*** Texto fornecido ***
- Há spoilers. Leiam, aqui, as críticas dos demais episódios da série.
Para todo mistério é necessário haver uma boa ilusão que prenda o público. Há várias maneiras de fazer isso, com acréscimo de informações, elipses e possibilidades narrativas. Como uma boa novela, Star Wars, e por consequência The Acolyte, utiliza a básico revisão de cenário. O exemplo mais fácil de lembrar na franquia é o caso Obi-Wan com o Luke falando sobre sua família. Na trilogia clássica, no primeiro filme, Luke pergunta sobre o pai, Obi-Wan responde que ele foi morto por Darth Vader; no segundo filme ele descobre que seu pai é o Darth Vader; e no terceiro filme descobre uma irmã. Isso também é chamado de retcon, mas soa bem semelhante com as novelas brasileiras que traziam uma revelação bombástica sobre familiares para a história progredir, ou criar mais drama. Porém, infelizmente, nesse sexto episódio, Ensinar/Corromper, o mistério perde a ilusão.
***
Instruções.
1) Segundo a crítica sobre The Acolyte, quais são as maneiras de criar uma ilusão que prenda o público? Liste todas.
2) Prossiga a crítica sobre o sexto episódio de The Acolyte a partir da última frase.
*** Material ***
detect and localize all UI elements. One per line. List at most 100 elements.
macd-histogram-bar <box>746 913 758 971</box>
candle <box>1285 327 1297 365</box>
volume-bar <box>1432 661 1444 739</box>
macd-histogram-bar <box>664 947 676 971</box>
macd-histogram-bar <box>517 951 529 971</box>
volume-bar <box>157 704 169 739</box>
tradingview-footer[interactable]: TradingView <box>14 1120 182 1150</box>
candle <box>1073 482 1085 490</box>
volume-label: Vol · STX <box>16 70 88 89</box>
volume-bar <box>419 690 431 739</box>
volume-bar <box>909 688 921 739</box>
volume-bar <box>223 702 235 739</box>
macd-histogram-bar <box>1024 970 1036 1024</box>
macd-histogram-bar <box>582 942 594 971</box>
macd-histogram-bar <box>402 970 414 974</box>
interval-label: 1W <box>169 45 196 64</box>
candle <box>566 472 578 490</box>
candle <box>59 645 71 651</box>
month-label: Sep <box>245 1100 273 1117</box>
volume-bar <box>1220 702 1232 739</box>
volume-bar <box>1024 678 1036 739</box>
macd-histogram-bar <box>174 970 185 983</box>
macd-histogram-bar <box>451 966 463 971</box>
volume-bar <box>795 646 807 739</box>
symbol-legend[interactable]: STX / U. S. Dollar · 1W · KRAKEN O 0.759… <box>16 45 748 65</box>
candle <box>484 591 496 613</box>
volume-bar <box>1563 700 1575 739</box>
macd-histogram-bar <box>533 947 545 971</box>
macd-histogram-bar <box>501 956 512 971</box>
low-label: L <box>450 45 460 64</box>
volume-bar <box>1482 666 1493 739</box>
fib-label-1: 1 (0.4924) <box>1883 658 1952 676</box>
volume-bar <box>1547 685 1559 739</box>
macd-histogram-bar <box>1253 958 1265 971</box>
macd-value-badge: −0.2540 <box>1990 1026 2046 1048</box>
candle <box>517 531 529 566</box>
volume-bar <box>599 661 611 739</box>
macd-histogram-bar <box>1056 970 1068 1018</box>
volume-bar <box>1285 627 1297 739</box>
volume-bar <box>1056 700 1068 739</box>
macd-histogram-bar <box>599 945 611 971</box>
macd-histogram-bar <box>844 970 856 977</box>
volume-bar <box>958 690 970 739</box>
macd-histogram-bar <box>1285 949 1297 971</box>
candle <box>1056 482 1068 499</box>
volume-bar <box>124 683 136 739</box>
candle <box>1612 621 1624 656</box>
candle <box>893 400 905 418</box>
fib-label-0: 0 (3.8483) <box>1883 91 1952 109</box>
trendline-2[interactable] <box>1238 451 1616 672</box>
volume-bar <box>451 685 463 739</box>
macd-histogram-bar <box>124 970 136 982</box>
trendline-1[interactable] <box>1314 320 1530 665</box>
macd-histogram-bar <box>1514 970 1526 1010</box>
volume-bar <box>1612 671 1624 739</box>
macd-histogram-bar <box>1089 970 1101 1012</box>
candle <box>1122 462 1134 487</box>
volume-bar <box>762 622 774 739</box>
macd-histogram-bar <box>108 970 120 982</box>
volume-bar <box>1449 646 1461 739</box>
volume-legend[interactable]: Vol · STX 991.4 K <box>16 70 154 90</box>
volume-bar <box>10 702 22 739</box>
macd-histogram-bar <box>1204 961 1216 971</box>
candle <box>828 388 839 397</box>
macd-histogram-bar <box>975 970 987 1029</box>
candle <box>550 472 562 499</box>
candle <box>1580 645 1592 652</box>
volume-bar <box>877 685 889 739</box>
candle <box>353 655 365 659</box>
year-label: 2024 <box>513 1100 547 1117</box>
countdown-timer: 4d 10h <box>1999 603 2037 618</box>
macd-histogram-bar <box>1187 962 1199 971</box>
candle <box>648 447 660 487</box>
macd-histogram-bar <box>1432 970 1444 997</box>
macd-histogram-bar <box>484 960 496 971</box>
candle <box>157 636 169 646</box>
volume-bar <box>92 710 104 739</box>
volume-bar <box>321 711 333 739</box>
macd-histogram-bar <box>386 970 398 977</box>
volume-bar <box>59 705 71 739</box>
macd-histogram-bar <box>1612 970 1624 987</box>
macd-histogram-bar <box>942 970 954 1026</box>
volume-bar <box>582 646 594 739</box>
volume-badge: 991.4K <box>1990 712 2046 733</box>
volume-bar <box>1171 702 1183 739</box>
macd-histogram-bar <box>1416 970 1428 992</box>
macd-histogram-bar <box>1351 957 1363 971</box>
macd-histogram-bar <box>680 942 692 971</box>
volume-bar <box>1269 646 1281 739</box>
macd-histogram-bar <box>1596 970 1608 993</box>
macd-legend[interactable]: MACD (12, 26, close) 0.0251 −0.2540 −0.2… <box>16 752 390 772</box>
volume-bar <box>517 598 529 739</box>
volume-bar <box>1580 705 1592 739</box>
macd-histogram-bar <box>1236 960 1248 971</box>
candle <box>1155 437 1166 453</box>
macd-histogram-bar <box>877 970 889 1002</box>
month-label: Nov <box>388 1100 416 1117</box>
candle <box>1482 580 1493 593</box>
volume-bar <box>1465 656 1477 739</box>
***
Respostas esperadas.
1)
- acréscimo de informações
- elipses
- possibilidades narrativas

2)
Nos episódios anteriores, o problema de empurrar o mistério com mais informações, na expectativa que o cenário da morte das bruxas em Brendok fosse revelado completamente, se mostrava por ser a dependência dramática da série. Isso alinhado com o ritmo “netflixado”, aos poucos as revelações poderiam expor o esqueleto da narrativa e do roteiro como algo pobre em desenvolvimento. Assim, Ensinar/Corromper parece desabar os defeitos da produção de The Acolyte em como fazer o novelesco com ilusões bem feitas para suas incógnitas, especialmente após revelar o grande vilão dos Jedi. Sem o Sith como algo mais imediato do futuro a se esperar, toda a expectativa se volta ao passado de Osha e Mae, ou até mesmo do próprio Sith.
Como temática geral da série, vemos que a organização da história em acinzentar o preto no branco dos Jedi e Sith é extremamente óbvia. Isso não é ruim, mas algumas sutilezas se perdem, especialmente na montagem paralela e como a direção explora cores e luz — ou melhor dizendo: unidade estilística audiovisual do episódio. Como apresentei nos textos de Noite e Dia, havia a preocupação literal da tensão total surgisse quando a noite aparecesse em Khofar, e ela se dissipasse, com o fim da luta, no amanhecer. Em Ensinar/Corromper, essa associação direta fica pobre exatamente por a ilusão do mistério se perder.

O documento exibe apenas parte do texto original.